Entries from a data source
##############################
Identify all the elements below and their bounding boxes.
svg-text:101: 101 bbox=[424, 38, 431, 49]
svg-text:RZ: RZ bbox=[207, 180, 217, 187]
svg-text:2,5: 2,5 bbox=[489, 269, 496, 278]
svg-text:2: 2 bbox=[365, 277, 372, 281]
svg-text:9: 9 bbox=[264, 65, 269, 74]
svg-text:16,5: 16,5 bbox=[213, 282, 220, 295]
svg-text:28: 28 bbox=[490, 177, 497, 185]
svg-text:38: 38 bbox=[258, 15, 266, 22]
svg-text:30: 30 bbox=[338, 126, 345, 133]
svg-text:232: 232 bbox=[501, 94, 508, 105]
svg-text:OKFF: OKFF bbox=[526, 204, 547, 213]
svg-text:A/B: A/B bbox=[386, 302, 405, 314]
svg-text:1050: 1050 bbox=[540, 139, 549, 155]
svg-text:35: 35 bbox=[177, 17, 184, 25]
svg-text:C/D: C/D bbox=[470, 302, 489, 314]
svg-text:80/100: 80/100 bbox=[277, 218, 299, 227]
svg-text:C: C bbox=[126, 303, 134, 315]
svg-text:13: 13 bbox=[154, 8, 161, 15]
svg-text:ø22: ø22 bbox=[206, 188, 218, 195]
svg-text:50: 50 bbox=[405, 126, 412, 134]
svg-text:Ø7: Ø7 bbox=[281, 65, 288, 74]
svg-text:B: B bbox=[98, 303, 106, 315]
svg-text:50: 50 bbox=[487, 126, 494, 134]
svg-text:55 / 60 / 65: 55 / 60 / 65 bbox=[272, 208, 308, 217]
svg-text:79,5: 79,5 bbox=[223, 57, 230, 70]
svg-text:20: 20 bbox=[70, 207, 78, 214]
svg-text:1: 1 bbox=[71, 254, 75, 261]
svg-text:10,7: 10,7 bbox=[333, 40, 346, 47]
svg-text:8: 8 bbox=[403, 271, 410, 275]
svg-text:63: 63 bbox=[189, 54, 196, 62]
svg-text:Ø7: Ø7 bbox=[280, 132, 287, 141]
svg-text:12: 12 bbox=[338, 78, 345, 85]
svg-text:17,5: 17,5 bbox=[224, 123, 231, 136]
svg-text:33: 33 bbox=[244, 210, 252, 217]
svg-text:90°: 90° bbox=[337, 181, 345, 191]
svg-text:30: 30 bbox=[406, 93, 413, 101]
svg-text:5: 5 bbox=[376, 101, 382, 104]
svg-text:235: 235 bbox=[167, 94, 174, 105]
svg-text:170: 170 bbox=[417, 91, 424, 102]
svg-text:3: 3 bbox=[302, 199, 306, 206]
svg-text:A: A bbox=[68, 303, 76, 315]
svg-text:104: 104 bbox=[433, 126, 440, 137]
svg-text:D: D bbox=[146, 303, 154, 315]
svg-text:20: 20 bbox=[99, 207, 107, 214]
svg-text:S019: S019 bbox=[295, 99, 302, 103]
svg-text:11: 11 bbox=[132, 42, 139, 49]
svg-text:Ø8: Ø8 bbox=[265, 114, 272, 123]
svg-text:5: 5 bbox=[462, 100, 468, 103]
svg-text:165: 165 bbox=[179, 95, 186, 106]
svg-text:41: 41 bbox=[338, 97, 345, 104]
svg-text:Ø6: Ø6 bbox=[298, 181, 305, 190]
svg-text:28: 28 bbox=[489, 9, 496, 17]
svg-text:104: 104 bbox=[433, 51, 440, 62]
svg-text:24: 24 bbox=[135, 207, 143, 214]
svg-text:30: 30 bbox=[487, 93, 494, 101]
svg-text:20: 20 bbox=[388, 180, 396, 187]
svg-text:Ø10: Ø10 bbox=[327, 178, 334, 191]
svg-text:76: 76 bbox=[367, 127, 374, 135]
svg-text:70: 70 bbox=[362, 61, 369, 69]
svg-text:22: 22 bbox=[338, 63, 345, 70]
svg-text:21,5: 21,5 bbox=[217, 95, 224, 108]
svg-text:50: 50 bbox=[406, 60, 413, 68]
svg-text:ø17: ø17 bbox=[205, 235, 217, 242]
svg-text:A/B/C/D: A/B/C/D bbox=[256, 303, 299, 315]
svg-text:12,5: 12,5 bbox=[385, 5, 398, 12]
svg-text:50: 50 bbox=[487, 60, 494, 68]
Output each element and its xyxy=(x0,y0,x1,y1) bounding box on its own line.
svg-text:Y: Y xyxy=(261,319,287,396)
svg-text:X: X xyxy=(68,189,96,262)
##############################
◆ Set task: Copy the entries exactly, starting at the beginning of the entries and ending at the line containing "svg-text:33: 33 bbox=[244, 210, 252, 217]".

◆ Correct answer:
Identify all the elements below and their bounding boxes.
svg-text:101: 101 bbox=[424, 38, 431, 49]
svg-text:RZ: RZ bbox=[207, 180, 217, 187]
svg-text:2,5: 2,5 bbox=[489, 269, 496, 278]
svg-text:2: 2 bbox=[365, 277, 372, 281]
svg-text:9: 9 bbox=[264, 65, 269, 74]
svg-text:16,5: 16,5 bbox=[213, 282, 220, 295]
svg-text:28: 28 bbox=[490, 177, 497, 185]
svg-text:38: 38 bbox=[258, 15, 266, 22]
svg-text:30: 30 bbox=[338, 126, 345, 133]
svg-text:232: 232 bbox=[501, 94, 508, 105]
svg-text:OKFF: OKFF bbox=[526, 204, 547, 213]
svg-text:A/B: A/B bbox=[386, 302, 405, 314]
svg-text:1050: 1050 bbox=[540, 139, 549, 155]
svg-text:35: 35 bbox=[177, 17, 184, 25]
svg-text:C/D: C/D bbox=[470, 302, 489, 314]
svg-text:80/100: 80/100 bbox=[277, 218, 299, 227]
svg-text:C: C bbox=[126, 303, 134, 315]
svg-text:13: 13 bbox=[154, 8, 161, 15]
svg-text:ø22: ø22 bbox=[206, 188, 218, 195]
svg-text:50: 50 bbox=[405, 126, 412, 134]
svg-text:Ø7: Ø7 bbox=[281, 65, 288, 74]
svg-text:B: B bbox=[98, 303, 106, 315]
svg-text:50: 50 bbox=[487, 126, 494, 134]
svg-text:55 / 60 / 65: 55 / 60 / 65 bbox=[272, 208, 308, 217]
svg-text:79,5: 79,5 bbox=[223, 57, 230, 70]
svg-text:20: 20 bbox=[70, 207, 78, 214]
svg-text:1: 1 bbox=[71, 254, 75, 261]
svg-text:10,7: 10,7 bbox=[333, 40, 346, 47]
svg-text:8: 8 bbox=[403, 271, 410, 275]
svg-text:63: 63 bbox=[189, 54, 196, 62]
svg-text:Ø7: Ø7 bbox=[280, 132, 287, 141]
svg-text:12: 12 bbox=[338, 78, 345, 85]
svg-text:17,5: 17,5 bbox=[224, 123, 231, 136]
svg-text:33: 33 bbox=[244, 210, 252, 217]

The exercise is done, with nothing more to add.